TASK INSTRUCTIONS
Starting at the line that contains "Patent image size: (1221, 918)." and ending after the line that contains "The accelerator sensor 57 is at (671, 763).", swap "diagrammatic view" for "schematic view" and give back only those lines, with everything else unchanged.
════════
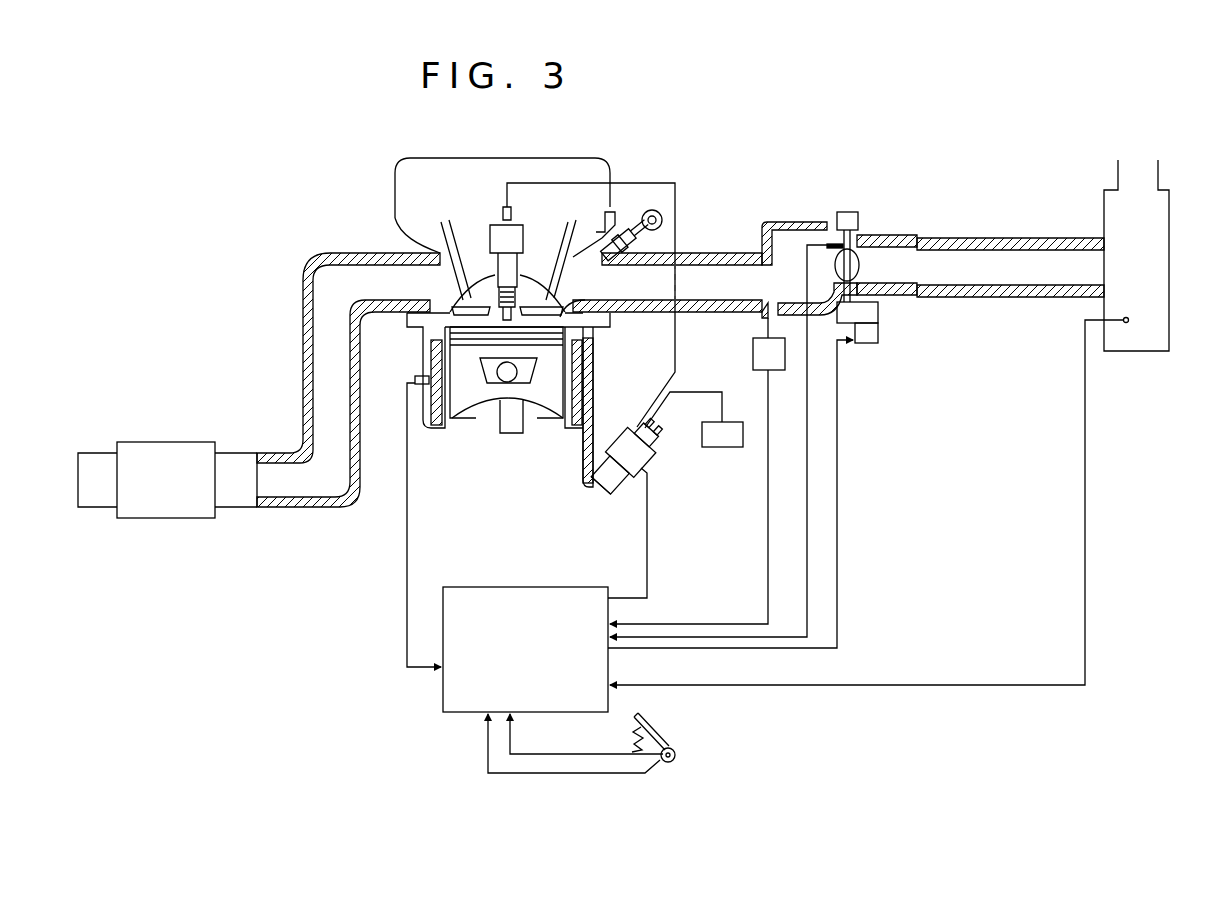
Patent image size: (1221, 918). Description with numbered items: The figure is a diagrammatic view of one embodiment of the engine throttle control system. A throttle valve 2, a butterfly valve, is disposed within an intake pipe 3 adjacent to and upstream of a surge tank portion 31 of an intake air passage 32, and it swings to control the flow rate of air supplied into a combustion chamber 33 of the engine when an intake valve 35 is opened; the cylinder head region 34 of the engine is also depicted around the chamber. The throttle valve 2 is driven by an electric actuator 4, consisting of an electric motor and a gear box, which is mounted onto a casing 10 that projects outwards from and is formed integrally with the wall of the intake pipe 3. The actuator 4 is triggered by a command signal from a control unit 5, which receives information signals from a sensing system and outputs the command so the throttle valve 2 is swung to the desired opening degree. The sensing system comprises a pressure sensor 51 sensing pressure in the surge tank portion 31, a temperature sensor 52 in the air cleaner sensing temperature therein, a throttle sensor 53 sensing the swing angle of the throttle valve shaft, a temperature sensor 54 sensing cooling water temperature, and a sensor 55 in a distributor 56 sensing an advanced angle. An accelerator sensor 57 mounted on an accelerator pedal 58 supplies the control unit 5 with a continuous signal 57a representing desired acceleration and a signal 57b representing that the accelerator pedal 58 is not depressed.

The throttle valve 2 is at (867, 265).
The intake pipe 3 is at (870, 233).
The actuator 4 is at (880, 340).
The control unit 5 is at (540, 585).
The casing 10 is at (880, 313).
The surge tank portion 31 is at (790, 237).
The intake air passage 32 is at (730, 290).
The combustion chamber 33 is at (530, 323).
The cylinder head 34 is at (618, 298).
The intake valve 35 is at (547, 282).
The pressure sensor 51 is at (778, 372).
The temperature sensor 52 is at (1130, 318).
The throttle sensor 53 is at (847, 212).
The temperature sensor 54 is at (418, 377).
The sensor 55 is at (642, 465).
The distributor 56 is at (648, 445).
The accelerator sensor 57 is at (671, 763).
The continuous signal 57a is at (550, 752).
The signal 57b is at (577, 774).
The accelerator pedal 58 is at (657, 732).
════════
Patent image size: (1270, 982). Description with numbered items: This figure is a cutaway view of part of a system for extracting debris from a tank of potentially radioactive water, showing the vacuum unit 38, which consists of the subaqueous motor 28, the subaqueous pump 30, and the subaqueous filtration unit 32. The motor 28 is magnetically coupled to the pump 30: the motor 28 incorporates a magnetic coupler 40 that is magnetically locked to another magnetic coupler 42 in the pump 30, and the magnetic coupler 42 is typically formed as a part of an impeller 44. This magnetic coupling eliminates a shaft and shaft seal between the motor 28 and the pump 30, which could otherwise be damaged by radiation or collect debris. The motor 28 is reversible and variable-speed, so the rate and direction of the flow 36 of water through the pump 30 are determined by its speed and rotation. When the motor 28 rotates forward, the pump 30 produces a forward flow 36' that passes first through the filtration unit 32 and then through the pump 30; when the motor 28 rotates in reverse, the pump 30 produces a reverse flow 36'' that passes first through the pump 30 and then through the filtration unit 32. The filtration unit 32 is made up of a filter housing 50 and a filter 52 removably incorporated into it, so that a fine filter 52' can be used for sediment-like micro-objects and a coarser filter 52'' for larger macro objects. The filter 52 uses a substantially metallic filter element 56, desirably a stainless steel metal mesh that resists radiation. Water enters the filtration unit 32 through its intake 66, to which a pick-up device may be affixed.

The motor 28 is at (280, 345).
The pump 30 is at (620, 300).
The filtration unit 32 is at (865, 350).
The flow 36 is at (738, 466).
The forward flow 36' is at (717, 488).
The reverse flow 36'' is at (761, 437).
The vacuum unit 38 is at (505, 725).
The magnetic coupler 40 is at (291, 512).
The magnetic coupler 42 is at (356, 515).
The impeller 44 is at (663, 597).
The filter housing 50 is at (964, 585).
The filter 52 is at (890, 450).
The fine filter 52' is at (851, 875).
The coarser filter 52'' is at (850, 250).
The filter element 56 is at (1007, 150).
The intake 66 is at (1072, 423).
════════
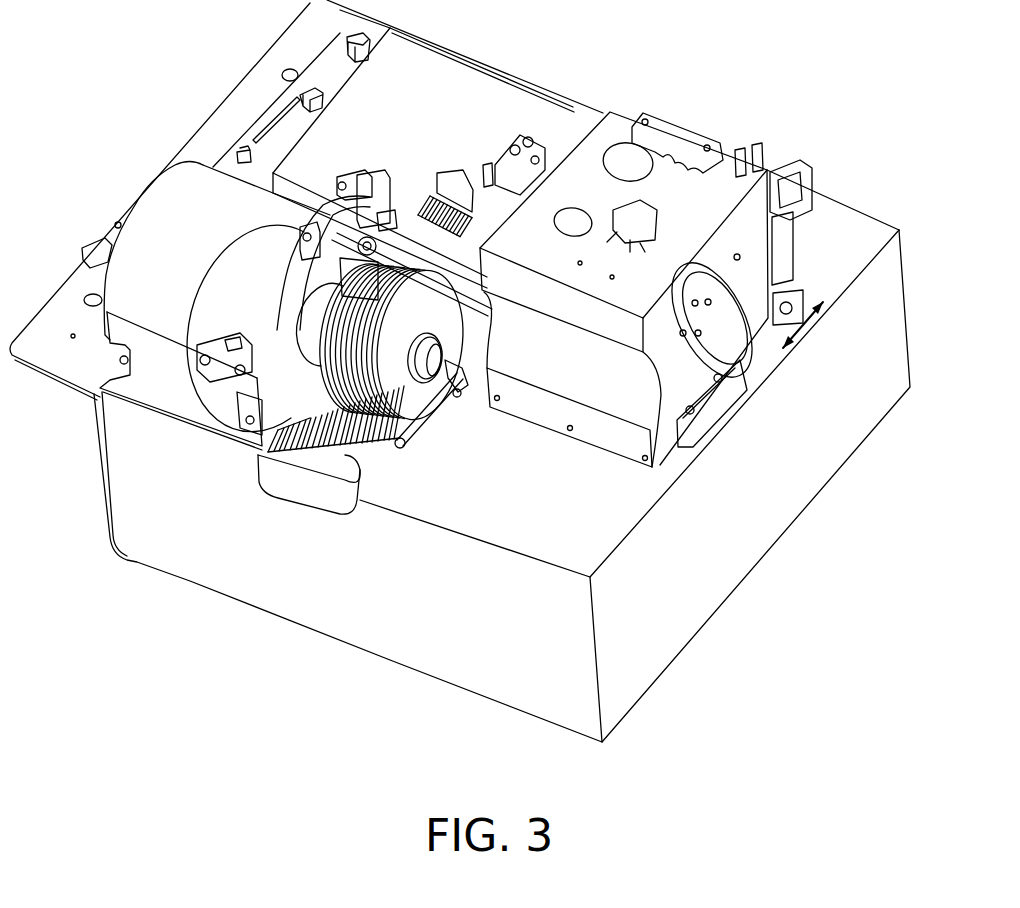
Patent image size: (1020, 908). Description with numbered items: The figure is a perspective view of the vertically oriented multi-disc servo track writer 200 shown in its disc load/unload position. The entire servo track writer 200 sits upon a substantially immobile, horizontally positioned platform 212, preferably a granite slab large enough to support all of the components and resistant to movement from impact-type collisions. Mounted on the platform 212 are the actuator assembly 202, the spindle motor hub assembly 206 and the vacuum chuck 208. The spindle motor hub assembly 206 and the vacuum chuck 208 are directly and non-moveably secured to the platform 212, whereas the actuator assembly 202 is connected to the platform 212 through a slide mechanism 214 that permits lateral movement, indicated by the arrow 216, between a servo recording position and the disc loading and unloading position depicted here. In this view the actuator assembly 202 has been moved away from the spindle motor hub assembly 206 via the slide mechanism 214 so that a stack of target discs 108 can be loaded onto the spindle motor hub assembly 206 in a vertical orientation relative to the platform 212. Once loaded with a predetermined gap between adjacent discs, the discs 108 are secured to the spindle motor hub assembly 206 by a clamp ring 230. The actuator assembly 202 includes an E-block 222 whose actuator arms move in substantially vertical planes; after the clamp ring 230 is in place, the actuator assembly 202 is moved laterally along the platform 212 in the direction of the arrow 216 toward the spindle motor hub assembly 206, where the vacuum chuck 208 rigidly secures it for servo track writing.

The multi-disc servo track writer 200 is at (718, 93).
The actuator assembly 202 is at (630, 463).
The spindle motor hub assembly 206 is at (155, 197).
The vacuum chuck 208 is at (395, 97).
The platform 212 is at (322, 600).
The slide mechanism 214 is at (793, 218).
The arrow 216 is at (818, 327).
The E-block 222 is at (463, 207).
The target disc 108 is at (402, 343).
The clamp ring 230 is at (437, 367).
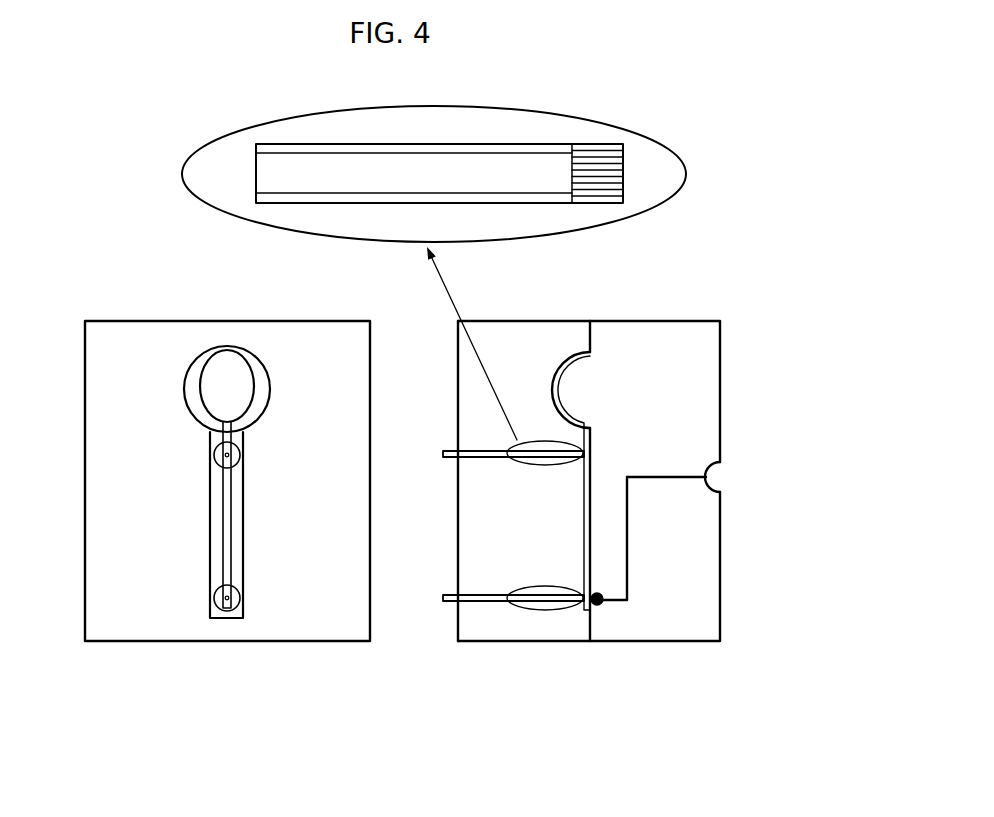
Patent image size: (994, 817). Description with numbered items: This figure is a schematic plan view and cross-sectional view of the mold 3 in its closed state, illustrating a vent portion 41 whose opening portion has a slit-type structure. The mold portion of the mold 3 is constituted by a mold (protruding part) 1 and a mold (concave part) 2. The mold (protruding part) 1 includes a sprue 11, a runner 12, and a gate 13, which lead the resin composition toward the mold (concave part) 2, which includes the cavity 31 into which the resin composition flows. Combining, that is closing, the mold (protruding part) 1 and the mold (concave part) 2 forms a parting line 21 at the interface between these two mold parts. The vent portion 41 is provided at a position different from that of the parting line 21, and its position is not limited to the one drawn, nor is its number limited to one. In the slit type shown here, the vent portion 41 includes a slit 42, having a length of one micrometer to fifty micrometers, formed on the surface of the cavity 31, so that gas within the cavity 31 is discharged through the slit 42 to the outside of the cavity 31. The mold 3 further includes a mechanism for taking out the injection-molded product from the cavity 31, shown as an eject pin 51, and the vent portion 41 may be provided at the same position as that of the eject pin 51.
════════
FINISHED ANSWER
Patent image size: (1221, 918). Description with numbered items: The figure is a schematic view of one embodiment of the engine throttle control system. A throttle valve 2, a butterfly valve, is disposed within an intake pipe 3 adjacent to and upstream of a surge tank portion 31 of an intake air passage 32, and it swings to control the flow rate of air supplied into a combustion chamber 33 of the engine when an intake valve 35 is opened; the cylinder head region 34 of the engine is also depicted around the chamber. The throttle valve 2 is driven by an electric actuator 4, consisting of an electric motor and a gear box, which is mounted onto a casing 10 that projects outwards from and is formed integrally with the wall of the intake pipe 3. The actuator 4 is triggered by a command signal from a control unit 5, which receives information signals from a sensing system and outputs the command so the throttle valve 2 is swung to the desired opening degree. The sensing system comprises a pressure sensor 51 sensing pressure in the surge tank portion 31, a temperature sensor 52 in the air cleaner sensing temperature therein, a throttle sensor 53 sensing the swing angle of the throttle valve shaft, a temperature sensor 54 sensing cooling water temperature, and a sensor 55 in a distributor 56 sensing an advanced angle. An accelerator sensor 57 mounted on an accelerator pedal 58 supplies the control unit 5 with a continuous signal 57a representing desired acceleration and a signal 57b representing that the accelerator pedal 58 is not depressed.

The throttle valve 2 is at (867, 265).
The intake pipe 3 is at (870, 233).
The actuator 4 is at (880, 340).
The control unit 5 is at (540, 585).
The casing 10 is at (880, 313).
The surge tank portion 31 is at (790, 237).
The intake air passage 32 is at (730, 290).
The combustion chamber 33 is at (530, 323).
The cylinder head 34 is at (618, 298).
The intake valve 35 is at (547, 282).
The pressure sensor 51 is at (778, 372).
The temperature sensor 52 is at (1130, 318).
The throttle sensor 53 is at (847, 212).
The temperature sensor 54 is at (418, 377).
The sensor 55 is at (642, 465).
The distributor 56 is at (648, 445).
The accelerator sensor 57 is at (671, 763).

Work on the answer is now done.